EXERCISE REQUIREMENTS:
In the material below, find all lines with the string "transuerso" and copy them.

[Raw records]
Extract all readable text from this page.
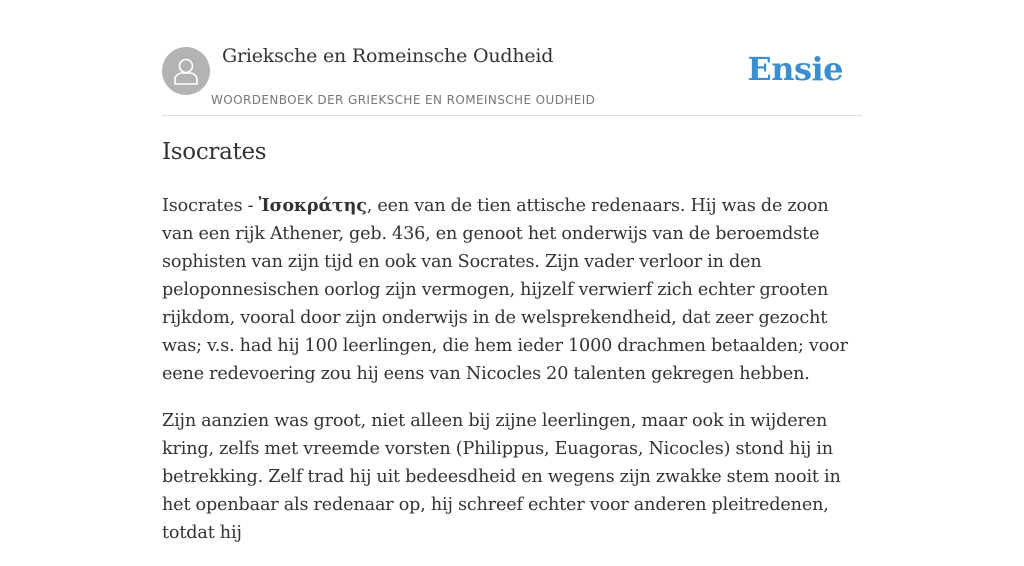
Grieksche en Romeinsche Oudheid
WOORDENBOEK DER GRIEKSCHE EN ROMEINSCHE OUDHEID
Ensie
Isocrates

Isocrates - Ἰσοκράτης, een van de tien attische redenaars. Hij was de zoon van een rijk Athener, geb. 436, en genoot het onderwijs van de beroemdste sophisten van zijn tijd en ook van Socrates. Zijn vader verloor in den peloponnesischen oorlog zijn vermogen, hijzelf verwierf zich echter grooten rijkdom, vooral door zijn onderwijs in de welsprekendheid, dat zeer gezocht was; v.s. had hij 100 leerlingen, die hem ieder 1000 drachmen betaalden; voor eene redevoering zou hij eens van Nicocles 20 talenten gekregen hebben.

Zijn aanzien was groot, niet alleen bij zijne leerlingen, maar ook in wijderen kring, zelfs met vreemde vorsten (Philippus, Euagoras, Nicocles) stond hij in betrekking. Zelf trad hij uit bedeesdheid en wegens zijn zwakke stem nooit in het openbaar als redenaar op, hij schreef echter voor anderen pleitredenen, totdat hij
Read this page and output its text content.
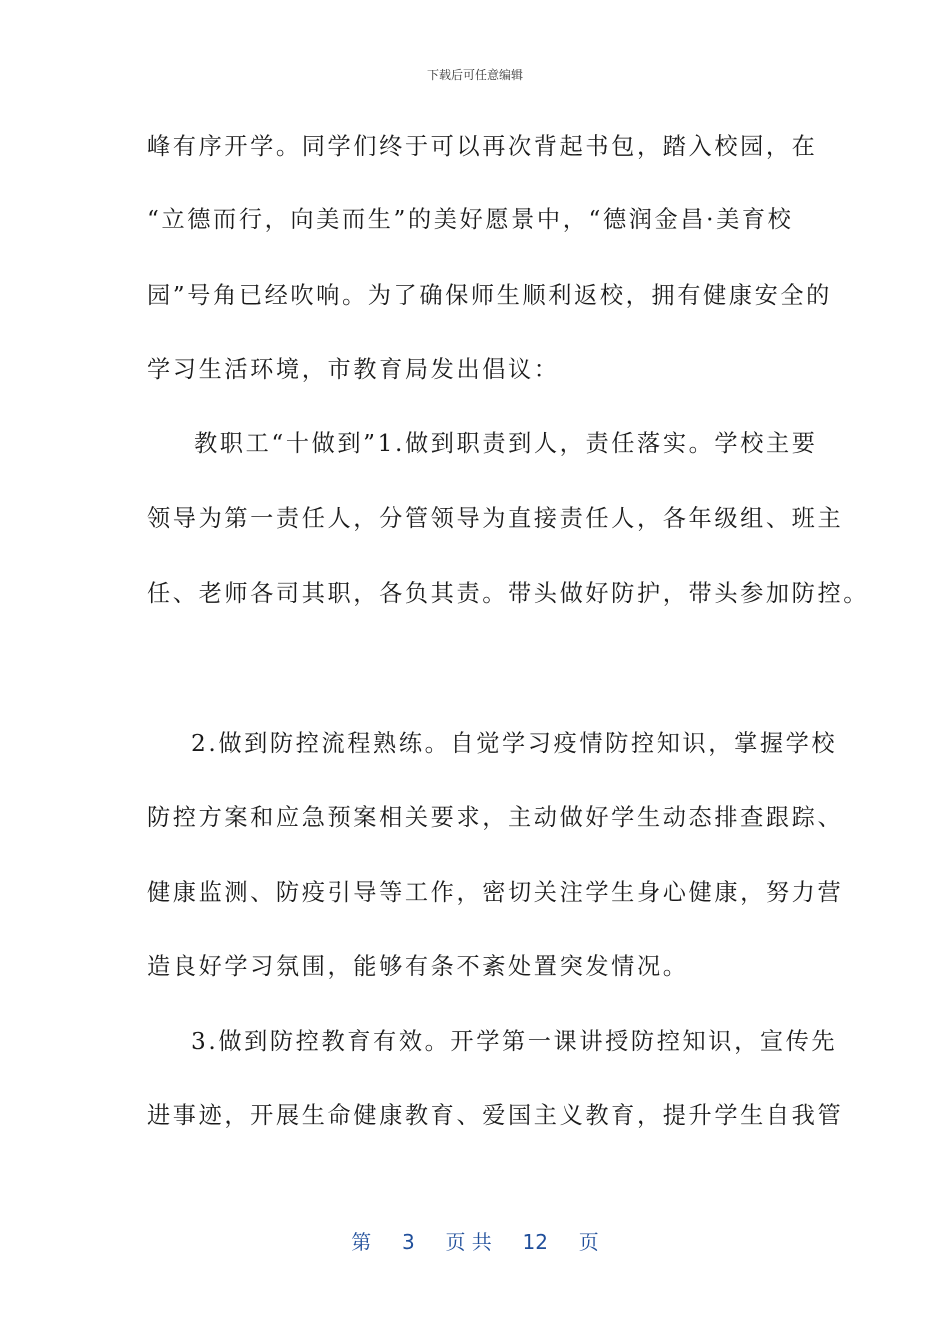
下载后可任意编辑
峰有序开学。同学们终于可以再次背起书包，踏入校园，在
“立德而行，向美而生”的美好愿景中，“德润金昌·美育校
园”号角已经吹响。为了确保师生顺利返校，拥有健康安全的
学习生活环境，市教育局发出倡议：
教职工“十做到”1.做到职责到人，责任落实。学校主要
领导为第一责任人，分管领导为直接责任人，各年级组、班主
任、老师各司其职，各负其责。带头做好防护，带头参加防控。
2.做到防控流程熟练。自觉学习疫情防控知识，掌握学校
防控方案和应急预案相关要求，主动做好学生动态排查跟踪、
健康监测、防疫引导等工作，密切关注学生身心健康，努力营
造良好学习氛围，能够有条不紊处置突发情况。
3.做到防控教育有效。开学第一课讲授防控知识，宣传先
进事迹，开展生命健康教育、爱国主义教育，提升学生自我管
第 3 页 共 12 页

---

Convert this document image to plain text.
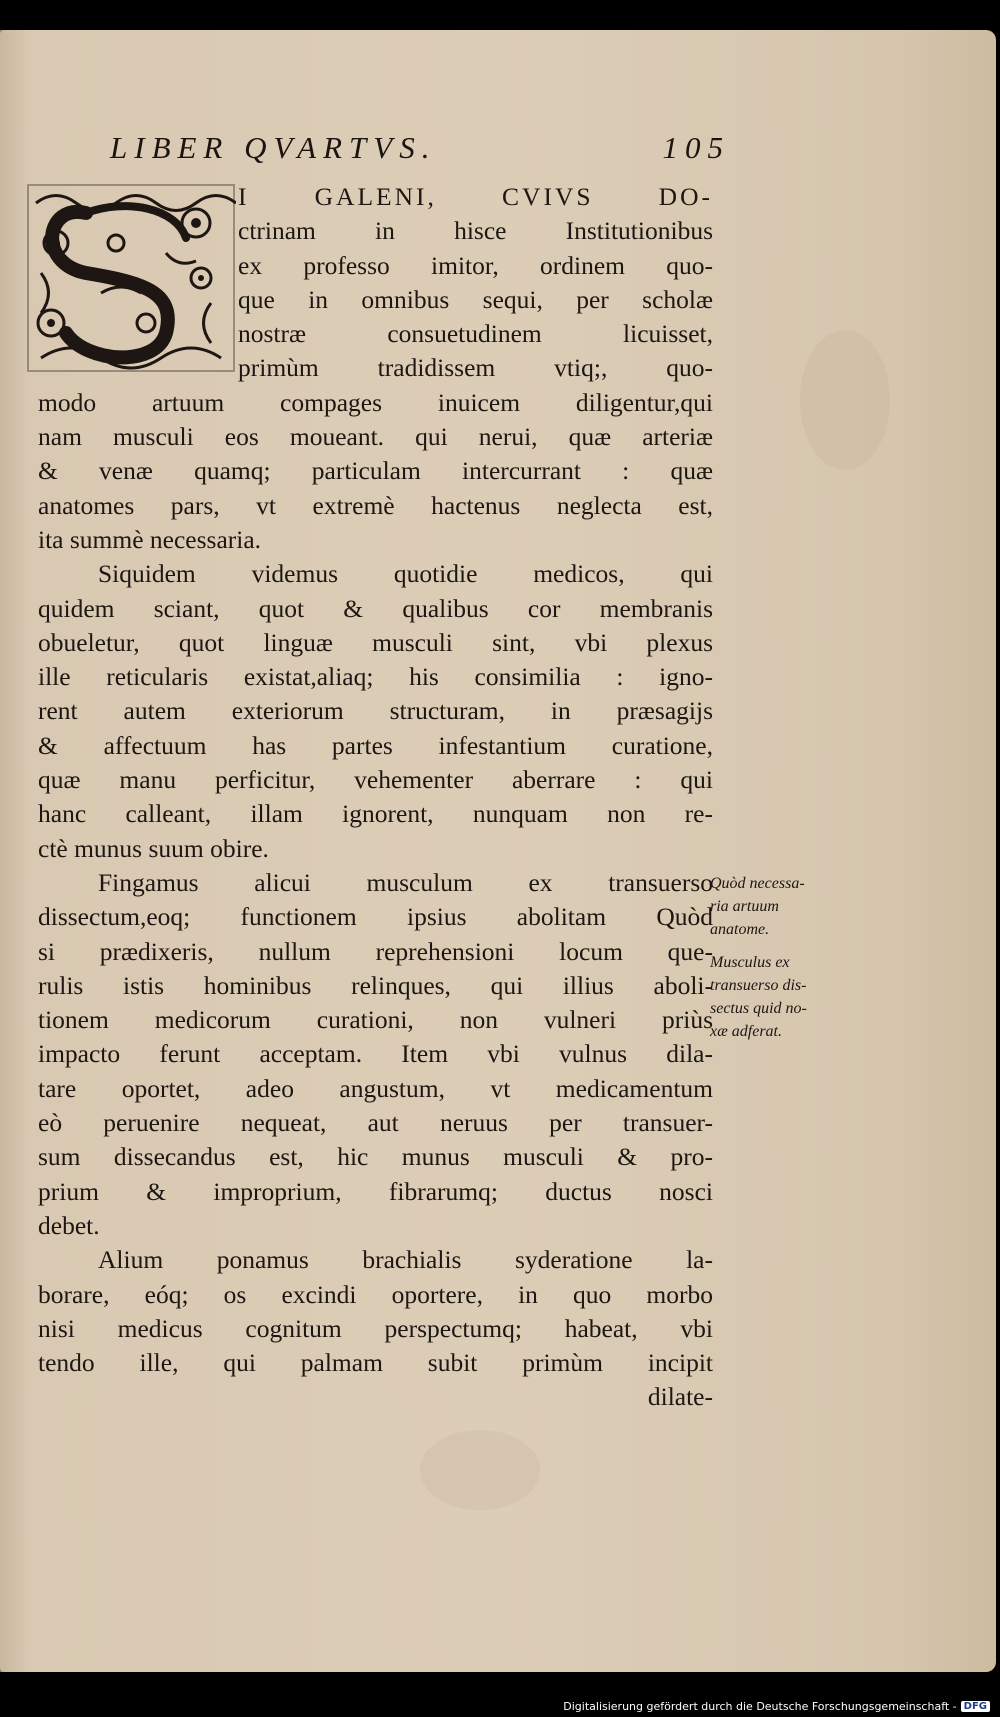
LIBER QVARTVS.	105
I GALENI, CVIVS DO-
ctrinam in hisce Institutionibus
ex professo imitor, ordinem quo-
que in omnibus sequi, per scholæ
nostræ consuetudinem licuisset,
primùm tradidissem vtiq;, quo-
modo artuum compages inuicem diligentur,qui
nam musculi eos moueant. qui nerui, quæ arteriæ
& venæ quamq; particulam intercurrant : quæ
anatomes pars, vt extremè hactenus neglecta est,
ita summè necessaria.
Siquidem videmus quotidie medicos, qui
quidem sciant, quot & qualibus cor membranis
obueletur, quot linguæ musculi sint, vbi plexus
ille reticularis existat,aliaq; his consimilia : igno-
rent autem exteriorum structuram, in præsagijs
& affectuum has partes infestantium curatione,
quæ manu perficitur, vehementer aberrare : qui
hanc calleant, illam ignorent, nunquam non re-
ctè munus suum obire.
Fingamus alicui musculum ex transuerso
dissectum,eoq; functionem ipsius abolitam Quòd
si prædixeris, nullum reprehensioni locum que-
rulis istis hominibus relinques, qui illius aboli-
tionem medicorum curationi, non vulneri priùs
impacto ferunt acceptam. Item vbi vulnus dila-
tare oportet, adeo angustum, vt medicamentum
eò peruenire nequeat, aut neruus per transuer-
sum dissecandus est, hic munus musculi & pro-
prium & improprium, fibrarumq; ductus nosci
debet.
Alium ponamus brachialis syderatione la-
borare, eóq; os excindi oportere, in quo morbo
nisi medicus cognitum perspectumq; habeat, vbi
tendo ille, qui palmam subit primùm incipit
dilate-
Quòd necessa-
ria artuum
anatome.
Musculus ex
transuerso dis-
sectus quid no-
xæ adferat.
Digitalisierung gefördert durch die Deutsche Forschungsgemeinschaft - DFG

--

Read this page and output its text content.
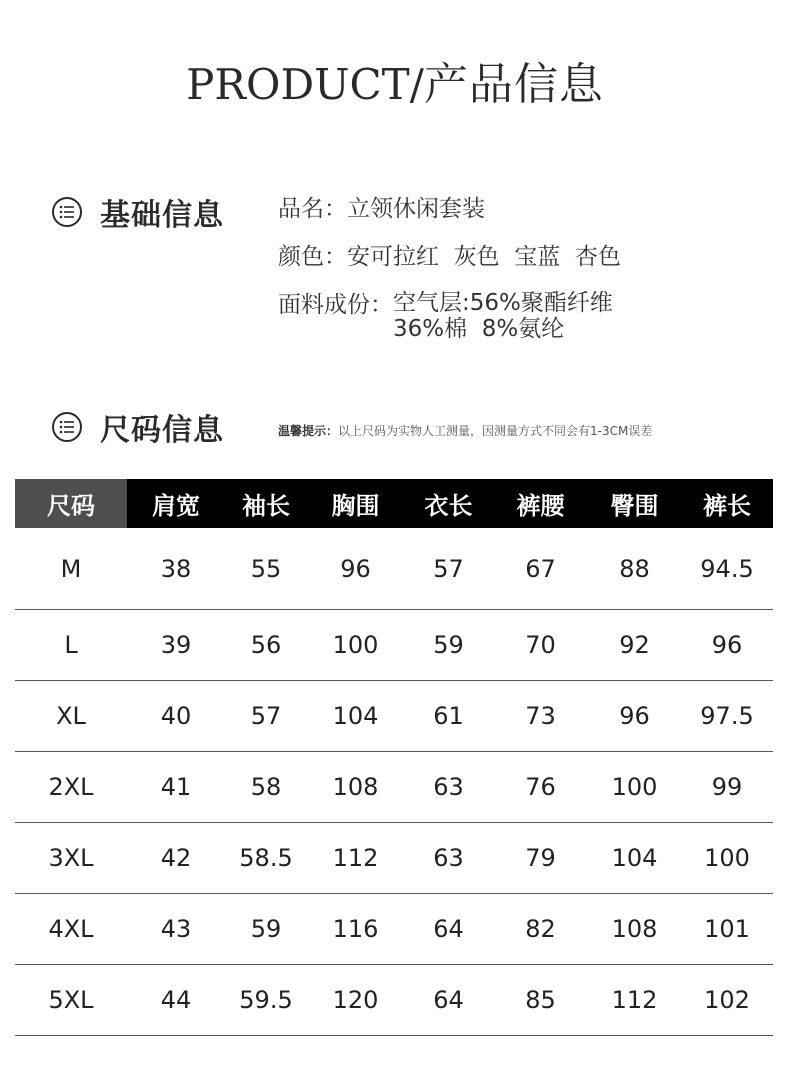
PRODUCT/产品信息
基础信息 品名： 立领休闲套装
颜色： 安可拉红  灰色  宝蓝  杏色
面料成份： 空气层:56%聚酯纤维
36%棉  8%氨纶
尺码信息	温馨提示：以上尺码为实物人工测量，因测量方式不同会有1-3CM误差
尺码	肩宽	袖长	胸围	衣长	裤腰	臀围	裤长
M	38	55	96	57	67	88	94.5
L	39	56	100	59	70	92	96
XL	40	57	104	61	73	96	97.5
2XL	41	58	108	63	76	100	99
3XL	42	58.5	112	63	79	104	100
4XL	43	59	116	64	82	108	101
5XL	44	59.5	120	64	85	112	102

ANSWER TO THIS PROBLEM:
Fingamus alicui musculum ex transuerso
transuerso dis-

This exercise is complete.